_INPUT MATERIAL:_
=====

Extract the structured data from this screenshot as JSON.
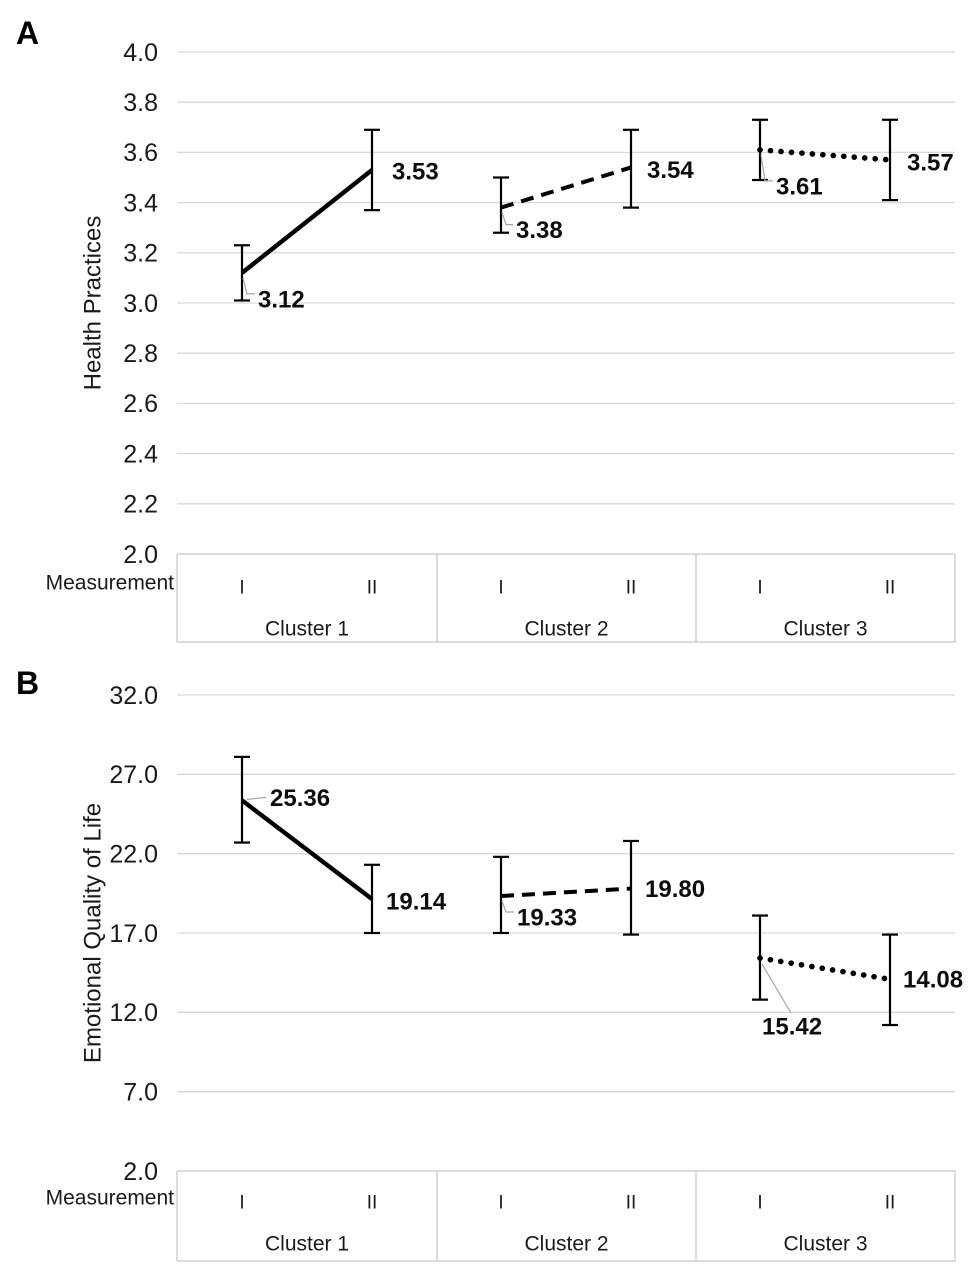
{
  "figure": {
    "background": "#ffffff",
    "panel_letters": [
      "A",
      "B"
    ]
  },
  "colors": {
    "series_line": "#000000",
    "error_bar": "#000000",
    "gridline": "#d9d9d9",
    "box_border": "#c8c8c8",
    "leader_line": "#a6a6a6",
    "text": "#1a1a1a"
  },
  "chart_data": [
    {
      "type": "line",
      "panel": "A",
      "title": "",
      "ylabel": "Health Practices",
      "xlabel": "Measurement",
      "ylim": [
        2.0,
        4.0
      ],
      "ytick_step": 0.2,
      "ytick_decimals": 1,
      "yticks": [
        "4.0",
        "3.8",
        "3.6",
        "3.4",
        "3.2",
        "3.0",
        "2.8",
        "2.6",
        "2.4",
        "2.2",
        "2.0"
      ],
      "grid": true,
      "legend": "none",
      "x_categories": [
        "I",
        "II"
      ],
      "x_groups": [
        "Cluster 1",
        "Cluster 2",
        "Cluster 3"
      ],
      "series": [
        {
          "name": "Cluster 1",
          "line_style": "solid",
          "points": [
            {
              "group": "Cluster 1",
              "measurement": "I",
              "value": 3.12,
              "err_low": 3.01,
              "err_high": 3.23,
              "label": "3.12",
              "label_side": "below-right",
              "label_dx": 16,
              "label_dy": 26,
              "leader": "elbow"
            },
            {
              "group": "Cluster 1",
              "measurement": "II",
              "value": 3.53,
              "err_low": 3.37,
              "err_high": 3.69,
              "label": "3.53",
              "label_side": "right",
              "label_dx": 20,
              "label_dy": 1,
              "leader": "none"
            }
          ]
        },
        {
          "name": "Cluster 2",
          "line_style": "dashed",
          "points": [
            {
              "group": "Cluster 2",
              "measurement": "I",
              "value": 3.38,
              "err_low": 3.28,
              "err_high": 3.5,
              "label": "3.38",
              "label_side": "below-right",
              "label_dx": 15,
              "label_dy": 22,
              "leader": "elbow"
            },
            {
              "group": "Cluster 2",
              "measurement": "II",
              "value": 3.54,
              "err_low": 3.38,
              "err_high": 3.69,
              "label": "3.54",
              "label_side": "right",
              "label_dx": 16,
              "label_dy": 2,
              "leader": "none"
            }
          ]
        },
        {
          "name": "Cluster 3",
          "line_style": "dotted",
          "points": [
            {
              "group": "Cluster 3",
              "measurement": "I",
              "value": 3.61,
              "err_low": 3.49,
              "err_high": 3.73,
              "label": "3.61",
              "label_side": "below-right",
              "label_dx": 16,
              "label_dy": 36,
              "leader": "elbow"
            },
            {
              "group": "Cluster 3",
              "measurement": "II",
              "value": 3.57,
              "err_low": 3.41,
              "err_high": 3.73,
              "label": "3.57",
              "label_side": "right",
              "label_dx": 17,
              "label_dy": 2,
              "leader": "none"
            }
          ]
        }
      ]
    },
    {
      "type": "line",
      "panel": "B",
      "title": "",
      "ylabel": "Emotional Quality of Life",
      "xlabel": "Measurement",
      "ylim": [
        2.0,
        32.0
      ],
      "ytick_step": 5.0,
      "ytick_decimals": 1,
      "yticks": [
        "32.0",
        "27.0",
        "22.0",
        "17.0",
        "12.0",
        "7.0",
        "2.0"
      ],
      "grid": true,
      "legend": "none",
      "x_categories": [
        "I",
        "II"
      ],
      "x_groups": [
        "Cluster 1",
        "Cluster 2",
        "Cluster 3"
      ],
      "series": [
        {
          "name": "Cluster 1",
          "line_style": "solid",
          "points": [
            {
              "group": "Cluster 1",
              "measurement": "I",
              "value": 25.36,
              "err_low": 22.7,
              "err_high": 28.1,
              "label": "25.36",
              "label_side": "right",
              "label_dx": 28,
              "label_dy": -3,
              "leader": "line"
            },
            {
              "group": "Cluster 1",
              "measurement": "II",
              "value": 19.14,
              "err_low": 17.0,
              "err_high": 21.3,
              "label": "19.14",
              "label_side": "right",
              "label_dx": 14,
              "label_dy": 2,
              "leader": "none"
            }
          ]
        },
        {
          "name": "Cluster 2",
          "line_style": "dashed",
          "points": [
            {
              "group": "Cluster 2",
              "measurement": "I",
              "value": 19.33,
              "err_low": 17.0,
              "err_high": 21.8,
              "label": "19.33",
              "label_side": "below-right",
              "label_dx": 16,
              "label_dy": 21,
              "leader": "elbow"
            },
            {
              "group": "Cluster 2",
              "measurement": "II",
              "value": 19.8,
              "err_low": 16.9,
              "err_high": 22.8,
              "label": "19.80",
              "label_side": "right",
              "label_dx": 14,
              "label_dy": 0,
              "leader": "none"
            }
          ]
        },
        {
          "name": "Cluster 3",
          "line_style": "dotted",
          "points": [
            {
              "group": "Cluster 3",
              "measurement": "I",
              "value": 15.42,
              "err_low": 12.8,
              "err_high": 18.1,
              "label": "15.42",
              "label_side": "below",
              "label_dx": 2,
              "label_dy": 68,
              "leader": "long"
            },
            {
              "group": "Cluster 3",
              "measurement": "II",
              "value": 14.08,
              "err_low": 11.2,
              "err_high": 16.9,
              "label": "14.08",
              "label_side": "right",
              "label_dx": 13,
              "label_dy": 0,
              "leader": "none"
            }
          ]
        }
      ]
    }
  ]
}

=====

_AIM:_
Leave out the pictures and output the rest of the material exactly as written.

_WRITTEN RESPONSE:_
Extract the structured data from this screenshot as JSON.
{
  "figure": {
    "background": "#ffffff",
    "panel_letters": [
      "A",
      "B"
    ]
  },
  "colors": {
    "series_line": "#000000",
    "error_bar": "#000000",
    "gridline": "#d9d9d9",
    "box_border": "#c8c8c8",
    "leader_line": "#a6a6a6",
    "text": "#1a1a1a"
  },
  "chart_data": [
    {
      "type": "line",
      "panel": "A",
      "title": "",
      "ylabel": "Health Practices",
      "xlabel": "Measurement",
      "ylim": [
        2.0,
        4.0
      ],
      "ytick_step": 0.2,
      "ytick_decimals": 1,
      "yticks": [
        "4.0",
        "3.8",
        "3.6",
        "3.4",
        "3.2",
        "3.0",
        "2.8",
        "2.6",
        "2.4",
        "2.2",
        "2.0"
      ],
      "grid": true,
      "legend": "none",
      "x_categories": [
        "I",
        "II"
      ],
      "x_groups": [
        "Cluster 1",
        "Cluster 2",
        "Cluster 3"
      ],
      "series": [
        {
          "name": "Cluster 1",
          "line_style": "solid",
          "points": [
            {
              "group": "Cluster 1",
              "measurement": "I",
              "value": 3.12,
              "err_low": 3.01,
              "err_high": 3.23,
              "label": "3.12",
              "label_side": "below-right",
              "label_dx": 16,
              "label_dy": 26,
              "leader": "elbow"
            },
            {
              "group": "Cluster 1",
              "measurement": "II",
              "value": 3.53,
              "err_low": 3.37,
              "err_high": 3.69,
              "label": "3.53",
              "label_side": "right",
              "label_dx": 20,
              "label_dy": 1,
              "leader": "none"
            }
          ]
        },
        {
          "name": "Cluster 2",
          "line_style": "dashed",
          "points": [
            {
              "group": "Cluster 2",
              "measurement": "I",
              "value": 3.38,
              "err_low": 3.28,
              "err_high": 3.5,
              "label": "3.38",
              "label_side": "below-right",
              "label_dx": 15,
              "label_dy": 22,
              "leader": "elbow"
            },
            {
              "group": "Cluster 2",
              "measurement": "II",
              "value": 3.54,
              "err_low": 3.38,
              "err_high": 3.69,
              "label": "3.54",
              "label_side": "right",
              "label_dx": 16,
              "label_dy": 2,
              "leader": "none"
            }
          ]
        },
        {
          "name": "Cluster 3",
          "line_style": "dotted",
          "points": [
            {
              "group": "Cluster 3",
              "measurement": "I",
              "value": 3.61,
              "err_low": 3.49,
              "err_high": 3.73,
              "label": "3.61",
              "label_side": "below-right",
              "label_dx": 16,
              "label_dy": 36,
              "leader": "elbow"
            },
            {
              "group": "Cluster 3",
              "measurement": "II",
              "value": 3.57,
              "err_low": 3.41,
              "err_high": 3.73,
              "label": "3.57",
              "label_side": "right",
              "label_dx": 17,
              "label_dy": 2,
              "leader": "none"
            }
          ]
        }
      ]
    },
    {
      "type": "line",
      "panel": "B",
      "title": "",
      "ylabel": "Emotional Quality of Life",
      "xlabel": "Measurement",
      "ylim": [
        2.0,
        32.0
      ],
      "ytick_step": 5.0,
      "ytick_decimals": 1,
      "yticks": [
        "32.0",
        "27.0",
        "22.0",
        "17.0",
        "12.0",
        "7.0",
        "2.0"
      ],
      "grid": true,
      "legend": "none",
      "x_categories": [
        "I",
        "II"
      ],
      "x_groups": [
        "Cluster 1",
        "Cluster 2",
        "Cluster 3"
      ],
      "series": [
        {
          "name": "Cluster 1",
          "line_style": "solid",
          "points": [
            {
              "group": "Cluster 1",
              "measurement": "I",
              "value": 25.36,
              "err_low": 22.7,
              "err_high": 28.1,
              "label": "25.36",
              "label_side": "right",
              "label_dx": 28,
              "label_dy": -3,
              "leader": "line"
            },
            {
              "group": "Cluster 1",
              "measurement": "II",
              "value": 19.14,
              "err_low": 17.0,
              "err_high": 21.3,
              "label": "19.14",
              "label_side": "right",
              "label_dx": 14,
              "label_dy": 2,
              "leader": "none"
            }
          ]
        },
        {
          "name": "Cluster 2",
          "line_style": "dashed",
          "points": [
            {
              "group": "Cluster 2",
              "measurement": "I",
              "value": 19.33,
              "err_low": 17.0,
              "err_high": 21.8,
              "label": "19.33",
              "label_side": "below-right",
              "label_dx": 16,
              "label_dy": 21,
              "leader": "elbow"
            },
            {
              "group": "Cluster 2",
              "measurement": "II",
              "value": 19.8,
              "err_low": 16.9,
              "err_high": 22.8,
              "label": "19.80",
              "label_side": "right",
              "label_dx": 14,
              "label_dy": 0,
              "leader": "none"
            }
          ]
        },
        {
          "name": "Cluster 3",
          "line_style": "dotted",
          "points": [
            {
              "group": "Cluster 3",
              "measurement": "I",
              "value": 15.42,
              "err_low": 12.8,
              "err_high": 18.1,
              "label": "15.42",
              "label_side": "below",
              "label_dx": 2,
              "label_dy": 68,
              "leader": "long"
            },
            {
              "group": "Cluster 3",
              "measurement": "II",
              "value": 14.08,
              "err_low": 11.2,
              "err_high": 16.9,
              "label": "14.08",
              "label_side": "right",
              "label_dx": 13,
              "label_dy": 0,
              "leader": "none"
            }
          ]
        }
      ]
    }
  ]
}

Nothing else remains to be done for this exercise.